GIVEN EXERCISE - From the listing below, pull each line that includes "mean".

EXTRACTED INFORMATION -

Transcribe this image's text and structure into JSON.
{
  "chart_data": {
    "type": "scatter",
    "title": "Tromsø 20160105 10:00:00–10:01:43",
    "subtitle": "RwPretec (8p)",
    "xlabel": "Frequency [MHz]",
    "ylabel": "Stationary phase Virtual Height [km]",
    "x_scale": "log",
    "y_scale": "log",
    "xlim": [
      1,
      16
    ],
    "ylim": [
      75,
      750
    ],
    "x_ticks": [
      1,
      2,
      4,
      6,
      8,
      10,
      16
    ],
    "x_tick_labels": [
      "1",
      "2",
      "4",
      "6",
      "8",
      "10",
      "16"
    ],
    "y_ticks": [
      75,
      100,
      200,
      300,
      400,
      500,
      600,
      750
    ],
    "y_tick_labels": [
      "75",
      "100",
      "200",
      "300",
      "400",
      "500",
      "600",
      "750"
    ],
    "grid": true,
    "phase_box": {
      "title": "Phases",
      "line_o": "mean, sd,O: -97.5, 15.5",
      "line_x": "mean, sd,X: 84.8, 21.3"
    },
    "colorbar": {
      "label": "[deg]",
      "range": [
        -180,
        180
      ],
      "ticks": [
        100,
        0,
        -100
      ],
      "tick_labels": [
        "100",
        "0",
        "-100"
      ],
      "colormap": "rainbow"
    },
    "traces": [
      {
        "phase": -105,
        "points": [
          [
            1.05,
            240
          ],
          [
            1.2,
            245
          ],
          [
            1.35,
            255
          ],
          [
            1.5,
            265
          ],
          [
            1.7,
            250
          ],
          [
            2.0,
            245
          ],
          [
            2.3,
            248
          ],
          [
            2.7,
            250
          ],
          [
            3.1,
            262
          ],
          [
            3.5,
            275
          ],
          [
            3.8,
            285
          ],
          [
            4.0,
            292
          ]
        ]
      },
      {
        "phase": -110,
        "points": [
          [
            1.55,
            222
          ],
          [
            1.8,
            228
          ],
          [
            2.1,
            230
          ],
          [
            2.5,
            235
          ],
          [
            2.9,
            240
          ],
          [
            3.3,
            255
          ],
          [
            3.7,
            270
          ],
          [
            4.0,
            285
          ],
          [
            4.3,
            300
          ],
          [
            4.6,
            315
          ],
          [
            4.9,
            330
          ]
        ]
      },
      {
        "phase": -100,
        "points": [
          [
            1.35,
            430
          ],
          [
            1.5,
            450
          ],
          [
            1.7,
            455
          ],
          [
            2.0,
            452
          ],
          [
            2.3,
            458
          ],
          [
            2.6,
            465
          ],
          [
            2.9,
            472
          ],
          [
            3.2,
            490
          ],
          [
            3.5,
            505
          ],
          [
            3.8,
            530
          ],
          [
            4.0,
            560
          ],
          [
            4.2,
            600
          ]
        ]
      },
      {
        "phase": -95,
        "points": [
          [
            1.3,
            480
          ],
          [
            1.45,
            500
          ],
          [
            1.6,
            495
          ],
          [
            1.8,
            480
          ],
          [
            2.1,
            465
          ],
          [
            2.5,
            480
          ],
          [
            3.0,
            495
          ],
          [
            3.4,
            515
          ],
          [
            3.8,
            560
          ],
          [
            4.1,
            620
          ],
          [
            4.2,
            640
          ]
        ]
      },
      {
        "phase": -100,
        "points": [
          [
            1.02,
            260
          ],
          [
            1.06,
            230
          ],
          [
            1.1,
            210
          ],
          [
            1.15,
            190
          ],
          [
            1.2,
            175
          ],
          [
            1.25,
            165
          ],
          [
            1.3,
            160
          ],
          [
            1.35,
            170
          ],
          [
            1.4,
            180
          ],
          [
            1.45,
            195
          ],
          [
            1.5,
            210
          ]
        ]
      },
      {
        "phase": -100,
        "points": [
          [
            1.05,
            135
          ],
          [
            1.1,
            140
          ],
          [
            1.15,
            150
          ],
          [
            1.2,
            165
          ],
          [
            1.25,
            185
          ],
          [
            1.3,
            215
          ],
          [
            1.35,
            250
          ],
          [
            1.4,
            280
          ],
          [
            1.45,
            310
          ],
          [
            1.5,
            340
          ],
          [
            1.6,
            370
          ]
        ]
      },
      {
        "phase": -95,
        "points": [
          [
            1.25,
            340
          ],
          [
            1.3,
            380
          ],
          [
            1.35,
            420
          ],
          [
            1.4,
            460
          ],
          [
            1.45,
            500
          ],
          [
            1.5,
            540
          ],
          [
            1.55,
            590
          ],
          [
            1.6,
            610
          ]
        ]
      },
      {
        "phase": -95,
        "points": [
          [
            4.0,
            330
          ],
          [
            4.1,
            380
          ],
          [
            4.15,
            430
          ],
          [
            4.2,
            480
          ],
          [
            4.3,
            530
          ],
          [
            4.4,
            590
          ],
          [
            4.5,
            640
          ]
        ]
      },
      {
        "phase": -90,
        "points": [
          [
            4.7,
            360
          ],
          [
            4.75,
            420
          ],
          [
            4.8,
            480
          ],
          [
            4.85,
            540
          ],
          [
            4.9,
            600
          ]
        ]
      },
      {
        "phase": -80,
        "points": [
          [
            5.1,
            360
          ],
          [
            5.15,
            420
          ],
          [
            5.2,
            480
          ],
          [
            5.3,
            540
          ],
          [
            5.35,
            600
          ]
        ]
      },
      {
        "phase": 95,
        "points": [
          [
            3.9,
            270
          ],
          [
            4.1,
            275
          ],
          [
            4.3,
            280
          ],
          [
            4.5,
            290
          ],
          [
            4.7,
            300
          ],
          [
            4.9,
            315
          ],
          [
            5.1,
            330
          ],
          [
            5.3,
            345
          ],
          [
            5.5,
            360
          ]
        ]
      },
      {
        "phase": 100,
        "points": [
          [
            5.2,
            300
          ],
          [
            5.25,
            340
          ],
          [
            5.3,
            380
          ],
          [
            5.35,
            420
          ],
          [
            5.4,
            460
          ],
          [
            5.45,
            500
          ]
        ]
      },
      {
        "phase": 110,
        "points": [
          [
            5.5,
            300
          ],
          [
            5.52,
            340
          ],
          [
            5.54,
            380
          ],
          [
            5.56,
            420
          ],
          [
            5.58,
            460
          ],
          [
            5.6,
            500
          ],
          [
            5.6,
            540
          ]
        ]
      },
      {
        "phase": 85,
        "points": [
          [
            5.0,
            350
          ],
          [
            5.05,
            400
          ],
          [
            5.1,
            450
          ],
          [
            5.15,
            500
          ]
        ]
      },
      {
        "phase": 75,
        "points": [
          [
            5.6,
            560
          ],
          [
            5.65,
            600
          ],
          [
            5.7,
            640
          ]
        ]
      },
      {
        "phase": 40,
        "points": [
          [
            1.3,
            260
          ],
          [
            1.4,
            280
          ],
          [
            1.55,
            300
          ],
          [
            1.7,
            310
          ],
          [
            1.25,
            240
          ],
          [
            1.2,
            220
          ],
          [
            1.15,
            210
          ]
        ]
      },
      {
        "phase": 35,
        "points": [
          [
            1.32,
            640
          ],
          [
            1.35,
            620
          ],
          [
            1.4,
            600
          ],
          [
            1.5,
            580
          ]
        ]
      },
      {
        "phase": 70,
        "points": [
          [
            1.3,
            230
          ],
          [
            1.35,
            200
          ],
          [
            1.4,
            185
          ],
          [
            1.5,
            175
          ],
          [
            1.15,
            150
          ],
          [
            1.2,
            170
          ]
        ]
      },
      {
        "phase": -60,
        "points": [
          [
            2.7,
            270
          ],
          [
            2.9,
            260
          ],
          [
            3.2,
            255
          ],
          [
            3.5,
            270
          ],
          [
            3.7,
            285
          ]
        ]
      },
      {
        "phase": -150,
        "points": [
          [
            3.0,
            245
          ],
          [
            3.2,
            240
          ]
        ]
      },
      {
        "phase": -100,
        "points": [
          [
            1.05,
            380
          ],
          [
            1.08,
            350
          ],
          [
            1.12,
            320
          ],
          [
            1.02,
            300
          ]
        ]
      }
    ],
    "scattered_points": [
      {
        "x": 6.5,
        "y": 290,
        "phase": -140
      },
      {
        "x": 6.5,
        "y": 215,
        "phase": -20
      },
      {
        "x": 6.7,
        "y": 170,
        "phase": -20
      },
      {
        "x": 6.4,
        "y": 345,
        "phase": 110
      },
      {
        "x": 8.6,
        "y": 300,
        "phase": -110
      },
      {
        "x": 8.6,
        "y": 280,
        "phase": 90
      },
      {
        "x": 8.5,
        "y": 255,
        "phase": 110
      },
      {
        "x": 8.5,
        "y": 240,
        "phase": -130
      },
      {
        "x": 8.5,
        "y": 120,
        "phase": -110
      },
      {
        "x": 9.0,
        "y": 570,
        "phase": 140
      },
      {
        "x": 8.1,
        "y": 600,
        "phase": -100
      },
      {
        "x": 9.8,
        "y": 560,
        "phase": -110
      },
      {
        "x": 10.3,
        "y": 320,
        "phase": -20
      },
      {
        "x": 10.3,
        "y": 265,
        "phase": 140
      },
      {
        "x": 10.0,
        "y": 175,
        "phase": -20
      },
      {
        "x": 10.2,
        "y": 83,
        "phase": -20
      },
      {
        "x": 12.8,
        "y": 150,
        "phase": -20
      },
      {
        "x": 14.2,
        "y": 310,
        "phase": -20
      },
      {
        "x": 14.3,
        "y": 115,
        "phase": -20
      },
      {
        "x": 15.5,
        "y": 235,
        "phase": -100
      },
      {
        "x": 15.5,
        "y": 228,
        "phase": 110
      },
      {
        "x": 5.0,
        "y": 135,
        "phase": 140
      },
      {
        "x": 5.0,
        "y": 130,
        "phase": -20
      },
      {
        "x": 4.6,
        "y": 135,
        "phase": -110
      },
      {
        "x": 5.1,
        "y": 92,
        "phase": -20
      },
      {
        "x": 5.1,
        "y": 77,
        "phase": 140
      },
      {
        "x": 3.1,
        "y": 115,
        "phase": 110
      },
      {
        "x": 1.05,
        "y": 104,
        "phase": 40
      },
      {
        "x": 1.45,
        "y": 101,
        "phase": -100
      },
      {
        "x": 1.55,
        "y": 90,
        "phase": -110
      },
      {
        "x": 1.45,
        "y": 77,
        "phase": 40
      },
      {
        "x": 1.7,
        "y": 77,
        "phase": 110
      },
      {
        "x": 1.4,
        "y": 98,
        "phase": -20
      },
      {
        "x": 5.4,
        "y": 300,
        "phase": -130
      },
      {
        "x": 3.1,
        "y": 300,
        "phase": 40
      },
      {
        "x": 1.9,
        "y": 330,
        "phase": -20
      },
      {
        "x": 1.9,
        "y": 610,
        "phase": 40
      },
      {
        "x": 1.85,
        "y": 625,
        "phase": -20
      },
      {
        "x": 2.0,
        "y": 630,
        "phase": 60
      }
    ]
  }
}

SOLUTION FOR THIS PROBLEM -
      "line_o": "mean, sd,O: -97.5, 15.5",
      "line_x": "mean, sd,X: 84.8, 21.3"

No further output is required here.